═════ Data to examine ═════
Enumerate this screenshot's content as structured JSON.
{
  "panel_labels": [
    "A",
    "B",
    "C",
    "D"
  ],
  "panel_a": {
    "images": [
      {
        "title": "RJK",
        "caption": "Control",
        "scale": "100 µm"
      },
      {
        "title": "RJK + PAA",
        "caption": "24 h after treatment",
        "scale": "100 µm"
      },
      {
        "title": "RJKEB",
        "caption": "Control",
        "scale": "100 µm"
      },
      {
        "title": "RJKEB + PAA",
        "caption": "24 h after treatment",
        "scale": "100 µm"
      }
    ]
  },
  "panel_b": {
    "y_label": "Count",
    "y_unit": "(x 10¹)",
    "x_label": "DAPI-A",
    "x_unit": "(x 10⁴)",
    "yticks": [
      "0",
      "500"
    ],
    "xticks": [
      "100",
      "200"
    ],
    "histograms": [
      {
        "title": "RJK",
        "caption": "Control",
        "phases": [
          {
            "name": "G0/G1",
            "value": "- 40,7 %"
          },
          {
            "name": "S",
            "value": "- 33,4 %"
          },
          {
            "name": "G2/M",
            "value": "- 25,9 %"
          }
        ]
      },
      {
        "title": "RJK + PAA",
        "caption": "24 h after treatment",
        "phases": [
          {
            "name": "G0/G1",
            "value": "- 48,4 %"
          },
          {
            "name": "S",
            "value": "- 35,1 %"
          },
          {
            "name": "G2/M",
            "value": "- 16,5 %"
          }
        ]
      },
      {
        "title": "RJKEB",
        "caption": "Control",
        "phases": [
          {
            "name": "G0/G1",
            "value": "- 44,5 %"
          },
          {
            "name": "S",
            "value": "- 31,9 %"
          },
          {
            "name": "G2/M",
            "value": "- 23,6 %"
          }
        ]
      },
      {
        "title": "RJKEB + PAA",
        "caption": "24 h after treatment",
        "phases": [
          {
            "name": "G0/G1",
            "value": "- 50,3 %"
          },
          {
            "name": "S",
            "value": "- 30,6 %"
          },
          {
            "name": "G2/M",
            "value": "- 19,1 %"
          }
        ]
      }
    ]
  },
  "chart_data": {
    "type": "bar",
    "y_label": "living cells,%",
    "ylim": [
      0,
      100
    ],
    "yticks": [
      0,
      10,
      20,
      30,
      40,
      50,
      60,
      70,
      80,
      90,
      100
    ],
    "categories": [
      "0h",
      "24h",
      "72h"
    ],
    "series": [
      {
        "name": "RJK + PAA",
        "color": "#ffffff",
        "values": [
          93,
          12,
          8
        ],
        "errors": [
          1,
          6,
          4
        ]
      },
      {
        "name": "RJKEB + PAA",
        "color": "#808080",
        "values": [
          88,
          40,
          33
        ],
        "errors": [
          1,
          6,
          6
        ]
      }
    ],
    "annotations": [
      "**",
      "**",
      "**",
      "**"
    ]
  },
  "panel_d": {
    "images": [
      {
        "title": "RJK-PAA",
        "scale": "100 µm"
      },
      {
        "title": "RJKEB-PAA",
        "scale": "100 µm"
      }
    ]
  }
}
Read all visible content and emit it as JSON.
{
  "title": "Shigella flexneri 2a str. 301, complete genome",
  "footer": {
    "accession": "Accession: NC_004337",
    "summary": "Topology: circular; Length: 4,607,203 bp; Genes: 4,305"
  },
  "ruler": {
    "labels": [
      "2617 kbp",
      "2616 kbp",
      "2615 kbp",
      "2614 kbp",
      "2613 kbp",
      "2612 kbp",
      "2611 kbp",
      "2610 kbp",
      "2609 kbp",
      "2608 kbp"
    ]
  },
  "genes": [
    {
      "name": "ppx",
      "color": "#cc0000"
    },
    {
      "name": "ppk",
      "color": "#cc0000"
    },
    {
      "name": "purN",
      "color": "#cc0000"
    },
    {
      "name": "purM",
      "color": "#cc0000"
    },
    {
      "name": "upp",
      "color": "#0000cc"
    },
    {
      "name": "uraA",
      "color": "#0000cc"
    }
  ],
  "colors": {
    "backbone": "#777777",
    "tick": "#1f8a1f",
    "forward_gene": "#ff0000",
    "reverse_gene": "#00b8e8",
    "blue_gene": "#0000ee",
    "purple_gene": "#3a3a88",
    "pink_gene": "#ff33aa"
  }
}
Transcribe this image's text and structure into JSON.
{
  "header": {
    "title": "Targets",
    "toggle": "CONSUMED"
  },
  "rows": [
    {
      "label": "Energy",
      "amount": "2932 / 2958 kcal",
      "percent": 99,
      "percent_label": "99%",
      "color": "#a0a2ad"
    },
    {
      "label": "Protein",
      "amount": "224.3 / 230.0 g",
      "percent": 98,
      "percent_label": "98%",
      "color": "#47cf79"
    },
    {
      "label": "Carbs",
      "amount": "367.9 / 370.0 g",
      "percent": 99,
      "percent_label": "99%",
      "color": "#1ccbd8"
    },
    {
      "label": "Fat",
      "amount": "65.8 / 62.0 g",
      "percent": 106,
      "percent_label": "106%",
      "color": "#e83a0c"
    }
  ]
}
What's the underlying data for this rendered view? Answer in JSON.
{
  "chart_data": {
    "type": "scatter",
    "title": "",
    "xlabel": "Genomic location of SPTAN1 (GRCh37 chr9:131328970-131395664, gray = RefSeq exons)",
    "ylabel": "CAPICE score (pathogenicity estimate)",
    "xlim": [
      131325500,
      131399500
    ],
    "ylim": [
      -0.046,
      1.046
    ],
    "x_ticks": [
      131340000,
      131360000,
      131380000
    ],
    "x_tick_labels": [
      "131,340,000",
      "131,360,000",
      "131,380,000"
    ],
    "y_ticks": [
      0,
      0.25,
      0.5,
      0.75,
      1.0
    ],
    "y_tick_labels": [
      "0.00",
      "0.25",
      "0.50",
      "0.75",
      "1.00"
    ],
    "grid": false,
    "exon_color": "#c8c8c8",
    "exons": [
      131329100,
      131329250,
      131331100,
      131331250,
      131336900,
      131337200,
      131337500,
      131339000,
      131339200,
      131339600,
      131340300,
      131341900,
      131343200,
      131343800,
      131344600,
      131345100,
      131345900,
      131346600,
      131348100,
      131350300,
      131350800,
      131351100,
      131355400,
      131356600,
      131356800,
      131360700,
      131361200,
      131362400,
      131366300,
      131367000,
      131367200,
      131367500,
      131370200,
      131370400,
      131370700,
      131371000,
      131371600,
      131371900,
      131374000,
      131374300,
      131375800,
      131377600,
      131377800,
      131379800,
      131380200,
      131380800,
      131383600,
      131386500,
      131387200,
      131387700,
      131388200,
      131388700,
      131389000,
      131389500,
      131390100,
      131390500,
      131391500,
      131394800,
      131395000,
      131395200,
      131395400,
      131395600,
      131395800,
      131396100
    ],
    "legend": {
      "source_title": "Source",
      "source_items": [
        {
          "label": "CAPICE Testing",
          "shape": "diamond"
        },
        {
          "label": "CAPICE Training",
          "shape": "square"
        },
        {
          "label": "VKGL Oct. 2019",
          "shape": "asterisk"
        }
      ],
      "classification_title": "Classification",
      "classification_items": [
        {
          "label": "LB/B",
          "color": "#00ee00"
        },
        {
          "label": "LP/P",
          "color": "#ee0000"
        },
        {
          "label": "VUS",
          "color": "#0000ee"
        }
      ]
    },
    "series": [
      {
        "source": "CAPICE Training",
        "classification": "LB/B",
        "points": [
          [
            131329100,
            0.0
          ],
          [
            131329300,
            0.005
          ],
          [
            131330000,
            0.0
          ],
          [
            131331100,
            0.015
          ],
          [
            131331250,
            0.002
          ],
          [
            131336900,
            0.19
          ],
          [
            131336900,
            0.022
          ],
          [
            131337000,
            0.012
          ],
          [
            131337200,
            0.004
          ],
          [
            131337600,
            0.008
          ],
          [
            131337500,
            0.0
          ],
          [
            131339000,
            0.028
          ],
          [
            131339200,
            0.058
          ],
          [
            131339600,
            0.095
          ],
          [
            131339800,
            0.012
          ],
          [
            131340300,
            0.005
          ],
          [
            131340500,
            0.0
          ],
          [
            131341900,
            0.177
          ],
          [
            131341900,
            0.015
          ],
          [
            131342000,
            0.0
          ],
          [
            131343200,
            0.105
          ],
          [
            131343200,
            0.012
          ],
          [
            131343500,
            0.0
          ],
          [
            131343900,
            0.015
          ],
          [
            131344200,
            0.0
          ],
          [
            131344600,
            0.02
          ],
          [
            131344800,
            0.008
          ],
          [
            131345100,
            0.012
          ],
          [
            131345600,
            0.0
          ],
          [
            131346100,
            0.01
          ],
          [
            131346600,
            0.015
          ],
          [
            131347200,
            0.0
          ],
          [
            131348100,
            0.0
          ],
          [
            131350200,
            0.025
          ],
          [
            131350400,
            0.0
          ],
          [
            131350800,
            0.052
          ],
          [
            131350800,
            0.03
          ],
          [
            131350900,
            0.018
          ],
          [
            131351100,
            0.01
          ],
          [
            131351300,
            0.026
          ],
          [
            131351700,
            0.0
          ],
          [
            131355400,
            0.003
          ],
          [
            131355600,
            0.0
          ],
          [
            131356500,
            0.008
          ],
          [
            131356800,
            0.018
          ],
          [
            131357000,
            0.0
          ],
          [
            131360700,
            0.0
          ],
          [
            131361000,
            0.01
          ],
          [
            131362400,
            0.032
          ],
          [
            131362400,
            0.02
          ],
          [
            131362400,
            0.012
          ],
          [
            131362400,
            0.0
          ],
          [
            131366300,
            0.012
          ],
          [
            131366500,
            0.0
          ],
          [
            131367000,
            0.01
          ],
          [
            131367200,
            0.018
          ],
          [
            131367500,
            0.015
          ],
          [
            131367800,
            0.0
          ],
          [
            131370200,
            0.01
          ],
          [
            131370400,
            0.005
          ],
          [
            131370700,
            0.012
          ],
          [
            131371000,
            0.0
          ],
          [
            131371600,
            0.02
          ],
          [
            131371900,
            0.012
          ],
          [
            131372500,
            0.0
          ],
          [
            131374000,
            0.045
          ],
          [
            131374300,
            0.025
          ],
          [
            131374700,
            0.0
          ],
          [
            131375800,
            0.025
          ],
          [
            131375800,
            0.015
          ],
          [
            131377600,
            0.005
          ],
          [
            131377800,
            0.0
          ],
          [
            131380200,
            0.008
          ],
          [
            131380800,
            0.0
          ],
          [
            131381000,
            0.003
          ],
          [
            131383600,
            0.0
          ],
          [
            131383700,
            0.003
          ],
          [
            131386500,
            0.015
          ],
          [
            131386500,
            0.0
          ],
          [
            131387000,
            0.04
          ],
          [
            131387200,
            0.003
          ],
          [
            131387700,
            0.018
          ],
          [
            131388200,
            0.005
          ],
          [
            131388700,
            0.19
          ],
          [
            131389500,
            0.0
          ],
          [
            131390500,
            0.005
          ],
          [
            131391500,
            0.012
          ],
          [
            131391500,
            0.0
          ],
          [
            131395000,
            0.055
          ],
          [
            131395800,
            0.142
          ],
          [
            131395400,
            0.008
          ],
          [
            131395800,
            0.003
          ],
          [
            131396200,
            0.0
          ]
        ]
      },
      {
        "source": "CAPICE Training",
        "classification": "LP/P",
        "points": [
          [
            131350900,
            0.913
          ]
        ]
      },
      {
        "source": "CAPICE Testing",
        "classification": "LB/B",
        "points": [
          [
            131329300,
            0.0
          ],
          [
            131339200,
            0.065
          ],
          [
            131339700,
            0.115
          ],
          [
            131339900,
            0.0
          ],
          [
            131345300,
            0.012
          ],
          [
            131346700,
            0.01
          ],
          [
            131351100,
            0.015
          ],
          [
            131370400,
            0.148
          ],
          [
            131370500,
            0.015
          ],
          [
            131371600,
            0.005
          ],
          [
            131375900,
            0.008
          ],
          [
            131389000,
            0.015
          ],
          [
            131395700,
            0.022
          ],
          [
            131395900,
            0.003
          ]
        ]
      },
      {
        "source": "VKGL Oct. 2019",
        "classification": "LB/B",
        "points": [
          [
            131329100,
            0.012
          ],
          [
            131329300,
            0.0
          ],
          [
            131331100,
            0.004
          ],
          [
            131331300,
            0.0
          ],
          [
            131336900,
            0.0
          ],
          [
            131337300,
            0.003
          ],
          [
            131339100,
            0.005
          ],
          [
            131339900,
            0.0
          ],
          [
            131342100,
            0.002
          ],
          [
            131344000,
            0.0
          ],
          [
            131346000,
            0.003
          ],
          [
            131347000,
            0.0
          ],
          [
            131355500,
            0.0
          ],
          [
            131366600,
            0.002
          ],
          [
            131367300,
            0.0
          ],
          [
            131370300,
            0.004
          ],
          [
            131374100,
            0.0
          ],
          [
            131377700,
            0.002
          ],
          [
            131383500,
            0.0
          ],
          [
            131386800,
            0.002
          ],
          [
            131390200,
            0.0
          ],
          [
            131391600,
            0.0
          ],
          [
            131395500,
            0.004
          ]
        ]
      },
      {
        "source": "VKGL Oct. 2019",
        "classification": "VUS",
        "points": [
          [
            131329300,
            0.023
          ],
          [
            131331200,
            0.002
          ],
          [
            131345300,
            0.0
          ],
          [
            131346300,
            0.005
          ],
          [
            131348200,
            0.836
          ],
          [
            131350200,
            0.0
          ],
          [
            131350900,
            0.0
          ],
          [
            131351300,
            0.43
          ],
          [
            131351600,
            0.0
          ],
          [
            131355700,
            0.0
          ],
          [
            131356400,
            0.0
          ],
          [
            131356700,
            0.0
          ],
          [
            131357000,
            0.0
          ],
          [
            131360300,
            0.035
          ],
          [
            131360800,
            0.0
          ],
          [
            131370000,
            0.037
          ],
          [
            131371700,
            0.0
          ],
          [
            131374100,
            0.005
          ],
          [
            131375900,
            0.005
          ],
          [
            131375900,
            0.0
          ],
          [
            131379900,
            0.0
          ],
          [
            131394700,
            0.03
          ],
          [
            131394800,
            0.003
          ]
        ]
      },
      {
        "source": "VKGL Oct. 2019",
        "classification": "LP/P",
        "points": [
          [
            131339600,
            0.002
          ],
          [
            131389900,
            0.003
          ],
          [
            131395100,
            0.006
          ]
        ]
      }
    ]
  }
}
═════
Task statement: Copy every line in the data above that has the string "JSON" in it.

Exercise output:
Enumerate this screenshot's content as structured JSON.
Read all visible content and emit it as JSON.
Transcribe this image's text and structure into JSON.
What's the underlying data for this rendered view? Answer in JSON.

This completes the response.